Requirements
Gather all lines in the entries below that include the word "Государственная".

Working data
* * * *

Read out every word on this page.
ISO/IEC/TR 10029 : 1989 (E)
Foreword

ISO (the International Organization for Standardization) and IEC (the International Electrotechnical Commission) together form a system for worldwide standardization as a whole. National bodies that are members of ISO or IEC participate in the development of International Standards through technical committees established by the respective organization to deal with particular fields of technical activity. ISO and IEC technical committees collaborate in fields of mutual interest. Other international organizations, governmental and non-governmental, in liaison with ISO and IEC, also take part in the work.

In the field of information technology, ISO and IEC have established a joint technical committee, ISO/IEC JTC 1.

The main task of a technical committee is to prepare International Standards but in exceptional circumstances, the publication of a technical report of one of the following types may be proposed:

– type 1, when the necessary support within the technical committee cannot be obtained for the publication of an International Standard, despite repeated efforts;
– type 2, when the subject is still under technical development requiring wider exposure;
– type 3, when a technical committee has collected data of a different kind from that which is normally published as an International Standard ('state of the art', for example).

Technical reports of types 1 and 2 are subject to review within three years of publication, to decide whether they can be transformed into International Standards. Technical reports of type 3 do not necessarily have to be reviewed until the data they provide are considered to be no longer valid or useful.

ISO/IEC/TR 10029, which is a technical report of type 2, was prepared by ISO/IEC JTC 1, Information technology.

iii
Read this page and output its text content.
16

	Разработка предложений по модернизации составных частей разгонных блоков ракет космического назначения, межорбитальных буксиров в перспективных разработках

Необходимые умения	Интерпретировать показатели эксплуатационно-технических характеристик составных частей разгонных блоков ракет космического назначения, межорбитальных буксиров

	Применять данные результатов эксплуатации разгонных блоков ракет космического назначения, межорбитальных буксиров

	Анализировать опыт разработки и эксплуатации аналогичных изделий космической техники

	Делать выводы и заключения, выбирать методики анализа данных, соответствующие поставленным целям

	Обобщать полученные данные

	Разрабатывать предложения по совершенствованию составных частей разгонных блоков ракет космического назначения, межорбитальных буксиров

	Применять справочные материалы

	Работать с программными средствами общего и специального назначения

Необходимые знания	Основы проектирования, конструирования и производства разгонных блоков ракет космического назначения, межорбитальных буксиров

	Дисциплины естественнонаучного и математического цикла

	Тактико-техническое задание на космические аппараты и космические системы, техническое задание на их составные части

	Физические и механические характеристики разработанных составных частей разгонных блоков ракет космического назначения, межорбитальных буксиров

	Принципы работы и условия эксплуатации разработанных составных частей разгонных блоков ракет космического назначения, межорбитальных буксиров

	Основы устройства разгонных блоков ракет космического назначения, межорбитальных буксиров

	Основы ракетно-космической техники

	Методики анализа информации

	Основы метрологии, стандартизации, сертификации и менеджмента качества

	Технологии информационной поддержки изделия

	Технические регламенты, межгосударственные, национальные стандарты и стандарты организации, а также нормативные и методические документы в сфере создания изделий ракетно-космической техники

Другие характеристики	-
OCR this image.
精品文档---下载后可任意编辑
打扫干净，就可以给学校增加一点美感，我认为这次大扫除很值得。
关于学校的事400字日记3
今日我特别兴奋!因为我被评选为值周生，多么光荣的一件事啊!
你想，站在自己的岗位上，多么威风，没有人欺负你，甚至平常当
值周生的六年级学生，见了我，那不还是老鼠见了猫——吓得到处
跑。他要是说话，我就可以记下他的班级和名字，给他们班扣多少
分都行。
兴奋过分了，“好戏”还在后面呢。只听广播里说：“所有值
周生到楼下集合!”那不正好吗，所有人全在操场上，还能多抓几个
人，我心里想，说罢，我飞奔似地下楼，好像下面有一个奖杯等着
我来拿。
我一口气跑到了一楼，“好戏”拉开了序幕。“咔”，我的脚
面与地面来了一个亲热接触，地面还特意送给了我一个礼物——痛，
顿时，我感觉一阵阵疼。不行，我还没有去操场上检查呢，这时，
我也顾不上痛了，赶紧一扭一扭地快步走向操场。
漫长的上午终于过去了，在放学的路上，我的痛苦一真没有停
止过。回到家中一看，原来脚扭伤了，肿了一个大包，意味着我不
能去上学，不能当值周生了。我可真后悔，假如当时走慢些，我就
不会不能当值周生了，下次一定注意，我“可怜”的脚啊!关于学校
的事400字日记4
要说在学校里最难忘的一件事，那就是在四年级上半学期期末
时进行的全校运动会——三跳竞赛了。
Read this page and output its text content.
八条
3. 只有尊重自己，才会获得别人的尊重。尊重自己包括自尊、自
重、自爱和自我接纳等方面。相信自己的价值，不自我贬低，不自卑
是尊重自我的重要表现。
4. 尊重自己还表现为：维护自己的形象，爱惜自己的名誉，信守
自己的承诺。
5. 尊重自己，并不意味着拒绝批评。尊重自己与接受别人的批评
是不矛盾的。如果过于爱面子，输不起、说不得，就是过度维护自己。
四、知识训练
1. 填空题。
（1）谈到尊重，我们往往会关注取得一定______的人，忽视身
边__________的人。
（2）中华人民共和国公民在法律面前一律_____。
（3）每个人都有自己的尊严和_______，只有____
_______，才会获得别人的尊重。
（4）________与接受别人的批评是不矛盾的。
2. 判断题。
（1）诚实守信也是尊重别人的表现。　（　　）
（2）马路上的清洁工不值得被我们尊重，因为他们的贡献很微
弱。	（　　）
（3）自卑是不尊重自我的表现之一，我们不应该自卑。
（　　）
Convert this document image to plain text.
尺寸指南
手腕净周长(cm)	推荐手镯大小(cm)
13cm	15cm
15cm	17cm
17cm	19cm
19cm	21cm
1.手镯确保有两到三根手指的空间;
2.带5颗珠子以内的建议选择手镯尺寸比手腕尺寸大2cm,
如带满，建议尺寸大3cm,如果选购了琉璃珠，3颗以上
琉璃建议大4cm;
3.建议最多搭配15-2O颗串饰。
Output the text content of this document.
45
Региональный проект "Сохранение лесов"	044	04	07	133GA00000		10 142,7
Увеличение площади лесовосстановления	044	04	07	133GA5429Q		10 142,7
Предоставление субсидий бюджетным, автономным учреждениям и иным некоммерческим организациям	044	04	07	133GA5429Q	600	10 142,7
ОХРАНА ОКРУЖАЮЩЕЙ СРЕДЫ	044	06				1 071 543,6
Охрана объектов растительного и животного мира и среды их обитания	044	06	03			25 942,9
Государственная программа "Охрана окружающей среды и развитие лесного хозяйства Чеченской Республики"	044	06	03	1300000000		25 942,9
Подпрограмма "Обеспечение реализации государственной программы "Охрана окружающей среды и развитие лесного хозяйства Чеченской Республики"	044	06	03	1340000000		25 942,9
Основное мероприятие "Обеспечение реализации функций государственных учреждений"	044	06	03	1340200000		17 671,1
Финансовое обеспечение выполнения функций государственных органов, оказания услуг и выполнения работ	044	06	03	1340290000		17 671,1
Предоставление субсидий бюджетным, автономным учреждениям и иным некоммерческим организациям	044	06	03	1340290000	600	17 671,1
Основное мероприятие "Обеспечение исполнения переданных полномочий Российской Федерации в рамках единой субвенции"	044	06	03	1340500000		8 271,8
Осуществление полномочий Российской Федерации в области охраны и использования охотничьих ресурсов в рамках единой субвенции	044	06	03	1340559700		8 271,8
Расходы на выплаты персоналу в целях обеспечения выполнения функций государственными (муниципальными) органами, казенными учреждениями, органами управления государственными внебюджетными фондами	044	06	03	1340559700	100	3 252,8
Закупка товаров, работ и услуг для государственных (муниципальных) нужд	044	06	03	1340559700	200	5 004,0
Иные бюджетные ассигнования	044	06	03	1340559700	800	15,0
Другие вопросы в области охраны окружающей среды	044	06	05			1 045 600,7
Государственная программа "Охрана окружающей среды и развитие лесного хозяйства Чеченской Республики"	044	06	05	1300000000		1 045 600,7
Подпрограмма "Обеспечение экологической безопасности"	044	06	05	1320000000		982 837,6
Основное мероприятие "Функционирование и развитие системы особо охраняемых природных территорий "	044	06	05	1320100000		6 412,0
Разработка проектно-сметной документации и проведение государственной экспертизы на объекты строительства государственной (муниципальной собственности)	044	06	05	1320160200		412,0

* * * *

Expected output
Государственная программа "Охрана окружающей среды и развитие лесного хозяйства Чеченской Республики"	044	06	03	1300000000		25 942,9
Государственная программа "Охрана окружающей среды и развитие лесного хозяйства Чеченской Республики"	044	06	05	1300000000		1 045 600,7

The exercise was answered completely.